**WHAT THE EXERCISE ASKS:**
Gather all lines from the material that contain the word "الثاني".

**RECORDS FOR PROCESSING:**
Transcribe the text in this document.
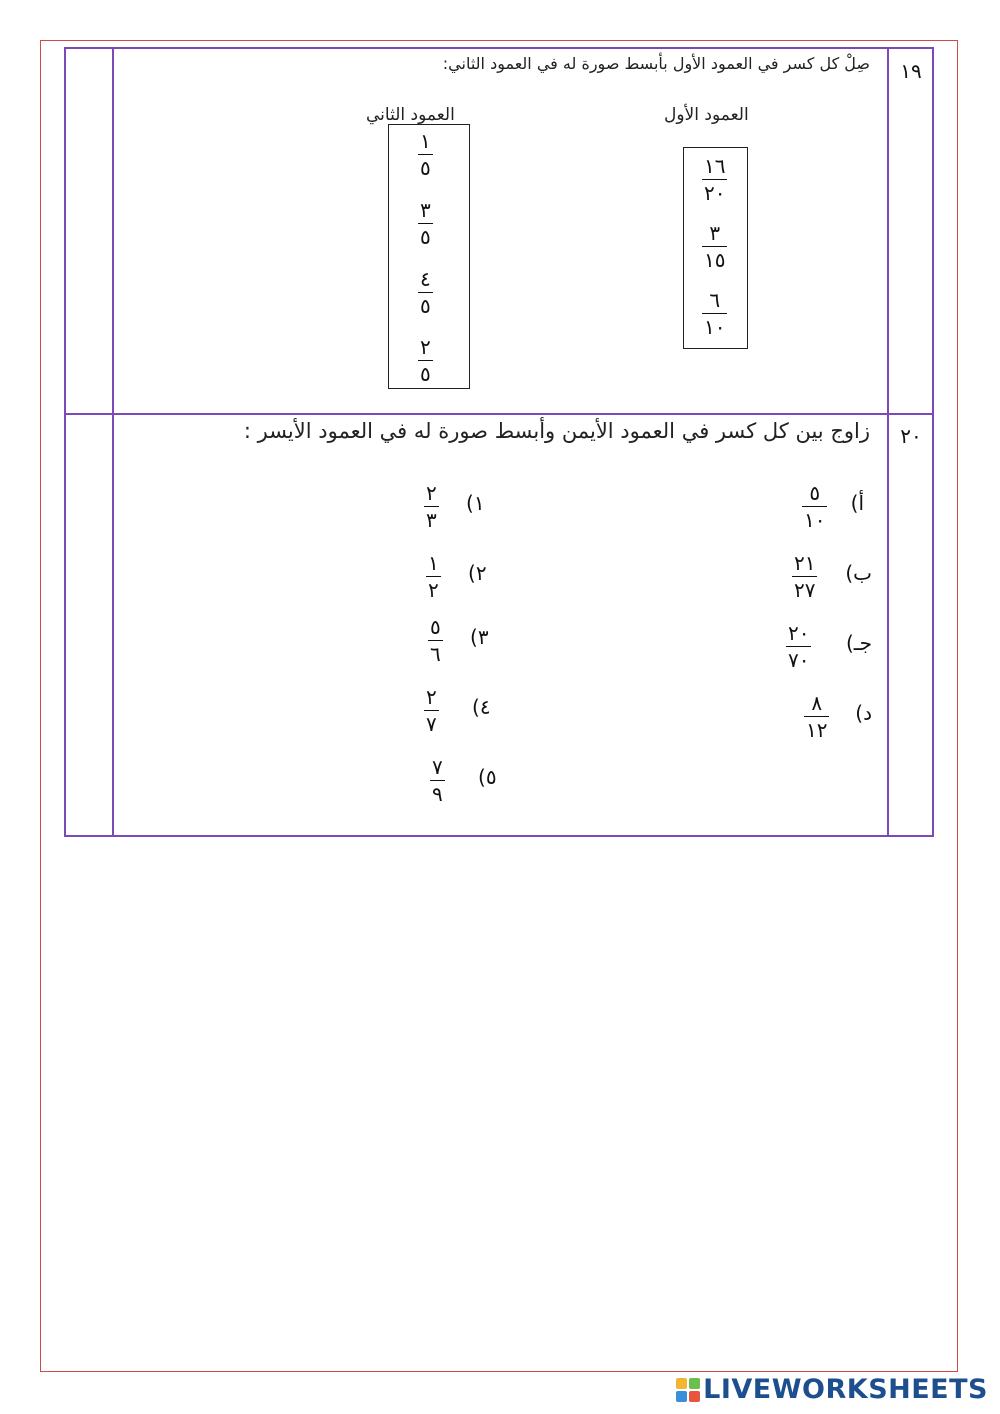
١٩
صِلْ كل كسر في العمود الأول بأبسط صورة له في العمود الثاني:
العمود الأول
العمود الثاني
١٦
٢٠
٣
١٥
٦
١٠
١
٥
٣
٥
٤
٥
٢
٥
٢٠
زاوج بين كل كسر في العمود الأيمن وأبسط صورة له في العمود الأيسر :
أ)
٥
١٠
ب)
٢١
٢٧
جـ)
٢٠
٧٠
د)
٨
١٢
١)
٢
٣
٢)
١
٢
٣)
٥
٦
٤)
٢
٧
٥)
٧
٩
LIVEWORKSHEETS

**SOLUTION TO THIS EXERCISE:**
صِلْ كل كسر في العمود الأول بأبسط صورة له في العمود الثاني:
العمود الثاني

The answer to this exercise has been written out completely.